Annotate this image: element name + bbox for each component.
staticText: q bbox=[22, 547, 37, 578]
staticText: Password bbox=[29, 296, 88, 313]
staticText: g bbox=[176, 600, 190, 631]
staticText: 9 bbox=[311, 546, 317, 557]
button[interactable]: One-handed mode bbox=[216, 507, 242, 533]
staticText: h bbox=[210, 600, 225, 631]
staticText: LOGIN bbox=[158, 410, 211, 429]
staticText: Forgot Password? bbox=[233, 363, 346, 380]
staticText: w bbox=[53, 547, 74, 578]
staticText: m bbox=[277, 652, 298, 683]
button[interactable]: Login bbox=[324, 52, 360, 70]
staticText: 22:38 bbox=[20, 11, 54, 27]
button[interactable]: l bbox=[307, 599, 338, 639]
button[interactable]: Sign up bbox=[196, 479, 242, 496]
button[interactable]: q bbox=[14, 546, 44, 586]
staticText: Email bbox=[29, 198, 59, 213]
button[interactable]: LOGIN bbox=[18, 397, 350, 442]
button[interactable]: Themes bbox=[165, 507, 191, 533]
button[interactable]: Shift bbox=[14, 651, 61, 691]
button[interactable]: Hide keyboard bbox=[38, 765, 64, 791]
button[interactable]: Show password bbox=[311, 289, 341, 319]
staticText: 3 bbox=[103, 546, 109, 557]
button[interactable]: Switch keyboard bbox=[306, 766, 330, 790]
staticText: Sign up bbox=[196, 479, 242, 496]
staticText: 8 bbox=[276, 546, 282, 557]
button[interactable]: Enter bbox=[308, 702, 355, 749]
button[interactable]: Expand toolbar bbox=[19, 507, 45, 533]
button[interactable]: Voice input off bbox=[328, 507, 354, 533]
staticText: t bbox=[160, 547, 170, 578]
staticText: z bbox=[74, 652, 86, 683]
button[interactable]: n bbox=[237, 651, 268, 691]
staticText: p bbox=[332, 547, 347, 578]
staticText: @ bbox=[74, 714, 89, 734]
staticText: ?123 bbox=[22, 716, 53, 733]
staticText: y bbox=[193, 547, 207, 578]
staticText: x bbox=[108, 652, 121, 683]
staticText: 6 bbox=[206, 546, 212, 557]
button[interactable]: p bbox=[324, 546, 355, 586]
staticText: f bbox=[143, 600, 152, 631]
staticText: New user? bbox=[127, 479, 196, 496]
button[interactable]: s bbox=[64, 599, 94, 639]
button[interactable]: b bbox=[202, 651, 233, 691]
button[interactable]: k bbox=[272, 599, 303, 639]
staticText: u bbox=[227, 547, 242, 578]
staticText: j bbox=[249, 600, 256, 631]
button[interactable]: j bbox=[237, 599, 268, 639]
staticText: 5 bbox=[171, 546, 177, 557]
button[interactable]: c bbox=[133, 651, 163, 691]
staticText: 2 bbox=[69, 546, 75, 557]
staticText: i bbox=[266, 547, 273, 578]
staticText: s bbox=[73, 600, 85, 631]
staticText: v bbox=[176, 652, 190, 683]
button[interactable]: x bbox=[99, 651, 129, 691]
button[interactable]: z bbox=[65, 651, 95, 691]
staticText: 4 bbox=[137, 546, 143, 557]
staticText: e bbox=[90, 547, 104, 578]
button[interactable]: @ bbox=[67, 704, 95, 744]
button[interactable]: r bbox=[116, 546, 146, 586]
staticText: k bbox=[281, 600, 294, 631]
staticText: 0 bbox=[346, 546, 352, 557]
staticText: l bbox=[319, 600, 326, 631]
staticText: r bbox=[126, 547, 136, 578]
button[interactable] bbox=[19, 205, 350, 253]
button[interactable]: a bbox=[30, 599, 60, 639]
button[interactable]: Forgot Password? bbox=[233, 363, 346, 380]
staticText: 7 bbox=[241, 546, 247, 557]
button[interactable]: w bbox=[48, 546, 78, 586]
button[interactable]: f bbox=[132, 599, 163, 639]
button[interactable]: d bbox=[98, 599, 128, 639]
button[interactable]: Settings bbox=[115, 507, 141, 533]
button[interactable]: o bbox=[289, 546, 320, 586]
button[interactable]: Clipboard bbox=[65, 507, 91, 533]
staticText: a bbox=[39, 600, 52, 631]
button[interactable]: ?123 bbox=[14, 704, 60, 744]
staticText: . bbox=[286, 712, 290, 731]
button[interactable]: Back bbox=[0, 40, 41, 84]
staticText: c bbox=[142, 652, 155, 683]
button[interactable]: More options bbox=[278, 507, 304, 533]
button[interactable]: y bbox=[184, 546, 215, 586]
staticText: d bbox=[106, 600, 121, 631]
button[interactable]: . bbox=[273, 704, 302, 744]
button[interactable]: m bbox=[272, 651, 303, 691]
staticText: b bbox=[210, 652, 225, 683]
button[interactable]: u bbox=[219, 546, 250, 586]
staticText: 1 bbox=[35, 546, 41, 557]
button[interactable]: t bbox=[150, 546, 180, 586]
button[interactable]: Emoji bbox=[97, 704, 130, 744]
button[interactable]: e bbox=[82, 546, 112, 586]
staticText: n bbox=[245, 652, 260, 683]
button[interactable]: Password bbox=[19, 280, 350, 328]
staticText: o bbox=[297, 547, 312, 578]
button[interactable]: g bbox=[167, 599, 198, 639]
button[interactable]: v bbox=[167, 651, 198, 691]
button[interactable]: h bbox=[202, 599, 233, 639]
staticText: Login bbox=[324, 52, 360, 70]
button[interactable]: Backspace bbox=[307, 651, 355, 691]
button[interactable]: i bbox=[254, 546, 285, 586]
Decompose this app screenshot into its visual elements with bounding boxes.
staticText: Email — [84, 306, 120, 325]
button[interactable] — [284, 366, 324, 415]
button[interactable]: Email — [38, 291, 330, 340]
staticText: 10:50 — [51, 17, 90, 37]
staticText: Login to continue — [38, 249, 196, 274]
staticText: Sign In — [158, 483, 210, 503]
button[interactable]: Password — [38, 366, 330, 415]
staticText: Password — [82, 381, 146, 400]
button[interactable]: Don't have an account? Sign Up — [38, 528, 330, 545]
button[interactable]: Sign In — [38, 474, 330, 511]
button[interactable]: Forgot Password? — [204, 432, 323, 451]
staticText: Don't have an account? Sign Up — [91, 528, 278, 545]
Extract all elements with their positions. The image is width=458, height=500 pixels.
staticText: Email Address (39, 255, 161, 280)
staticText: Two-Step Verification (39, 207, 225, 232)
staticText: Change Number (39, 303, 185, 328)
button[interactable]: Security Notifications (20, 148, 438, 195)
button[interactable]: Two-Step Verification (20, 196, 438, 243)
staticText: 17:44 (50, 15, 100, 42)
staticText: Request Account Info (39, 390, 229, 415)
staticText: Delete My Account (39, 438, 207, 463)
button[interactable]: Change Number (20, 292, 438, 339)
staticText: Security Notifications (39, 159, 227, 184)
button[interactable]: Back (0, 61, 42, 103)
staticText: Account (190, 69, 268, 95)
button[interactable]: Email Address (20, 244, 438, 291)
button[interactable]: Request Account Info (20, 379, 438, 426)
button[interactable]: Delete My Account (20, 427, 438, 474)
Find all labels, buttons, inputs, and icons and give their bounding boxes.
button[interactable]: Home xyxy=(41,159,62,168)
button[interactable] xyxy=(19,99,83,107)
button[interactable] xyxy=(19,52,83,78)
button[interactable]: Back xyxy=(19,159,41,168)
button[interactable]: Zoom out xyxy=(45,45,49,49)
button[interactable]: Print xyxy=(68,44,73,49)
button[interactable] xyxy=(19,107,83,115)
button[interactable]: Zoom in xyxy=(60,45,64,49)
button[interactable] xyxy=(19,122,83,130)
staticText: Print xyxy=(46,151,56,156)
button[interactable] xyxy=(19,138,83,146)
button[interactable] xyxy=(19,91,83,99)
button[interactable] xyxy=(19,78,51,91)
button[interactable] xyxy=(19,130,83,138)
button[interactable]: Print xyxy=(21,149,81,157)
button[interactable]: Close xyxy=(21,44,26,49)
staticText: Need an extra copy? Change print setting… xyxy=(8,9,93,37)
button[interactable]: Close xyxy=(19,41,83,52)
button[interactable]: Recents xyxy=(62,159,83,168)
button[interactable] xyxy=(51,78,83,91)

####

:: EXERCISE INSTRUCTIONS ::
Retype the items above exactly, from their first line through the line containing "button[interactable]: q bbox=[14, 546, 44, 586]", with both ends included.

:: THE COMPLETED TASK ::
Annotate this image: element name + bbox for each component.
staticText: q bbox=[22, 547, 37, 578]
staticText: Password bbox=[29, 296, 88, 313]
staticText: g bbox=[176, 600, 190, 631]
staticText: 9 bbox=[311, 546, 317, 557]
button[interactable]: One-handed mode bbox=[216, 507, 242, 533]
staticText: h bbox=[210, 600, 225, 631]
staticText: LOGIN bbox=[158, 410, 211, 429]
staticText: Forgot Password? bbox=[233, 363, 346, 380]
staticText: w bbox=[53, 547, 74, 578]
staticText: m bbox=[277, 652, 298, 683]
button[interactable]: Login bbox=[324, 52, 360, 70]
staticText: 22:38 bbox=[20, 11, 54, 27]
button[interactable]: l bbox=[307, 599, 338, 639]
button[interactable]: Sign up bbox=[196, 479, 242, 496]
button[interactable]: q bbox=[14, 546, 44, 586]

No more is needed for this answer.